* **Dataset items**:

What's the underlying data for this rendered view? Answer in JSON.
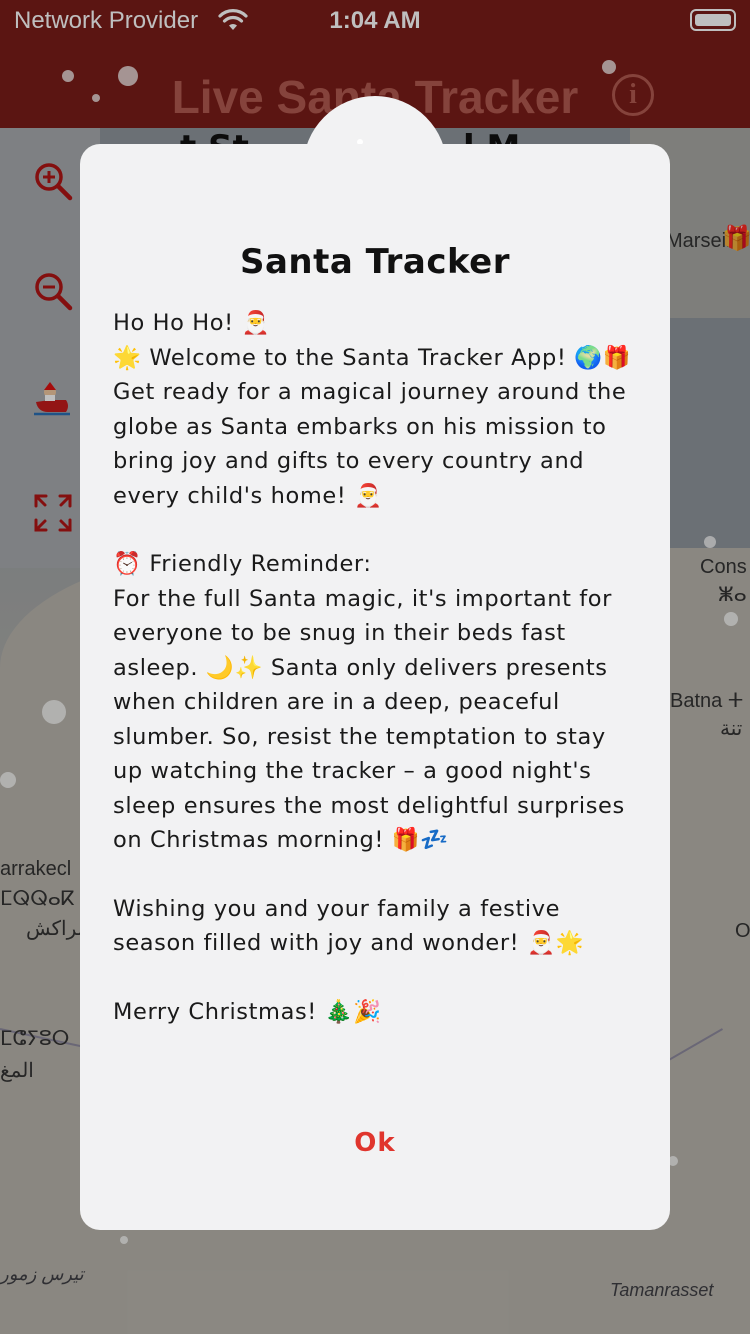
{
  "status_bar": {
    "carrier": "Network Provider",
    "time": "1:04 AM"
  },
  "app": {
    "title": "Live Santa Tracker",
    "info_icon": "info-circle-icon"
  },
  "map": {
    "labels": [
      "Marseil",
      "Cons",
      "ⵥⴰ",
      "Batna ⵜ",
      "تنة",
      "arrakecl",
      "ⵎⵕⵕⴰⴽ",
      "مراكش",
      "ⵎⵛⵢⵓⵔ",
      "المغ",
      "تيرس زمور",
      "Tamanrasset",
      "O"
    ]
  },
  "controls": [
    {
      "icon": "zoom-in-icon"
    },
    {
      "icon": "zoom-out-icon"
    },
    {
      "icon": "santa-sleigh-icon"
    },
    {
      "icon": "expand-arrows-icon"
    }
  ],
  "dialog": {
    "badge_icon": "santa-sleigh-reindeer-icon",
    "title": "Santa Tracker",
    "paragraphs": [
      "Ho Ho Ho! 🎅\n🌟 Welcome to the Santa Tracker App! 🌍🎁\nGet ready for a magical journey around the globe as Santa embarks on his mission to bring joy and gifts to every country and every child's home! 🎅",
      "⏰ Friendly Reminder:\nFor the full Santa magic, it's important for everyone to be snug in their beds fast asleep. 🌙✨ Santa only delivers presents when children are in a deep, peaceful slumber. So, resist the temptation to stay up watching the tracker – a good night's sleep ensures the most delightful surprises on Christmas morning! 🎁💤",
      "Wishing you and your family a festive season filled with joy and wonder! 🎅🌟",
      "Merry Christmas! 🎄🎉"
    ],
    "ok_label": "Ok"
  },
  "colors": {
    "header_bg": "#7a1d18",
    "accent_red": "#e0352d",
    "dialog_bg": "#f2f2f3",
    "control_red": "#b01515"
  }
}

* **Directions for this task**: Look back over the material above and state how many lines hold the word "title". Write the number and nothing else.

* **Output for this task**: 2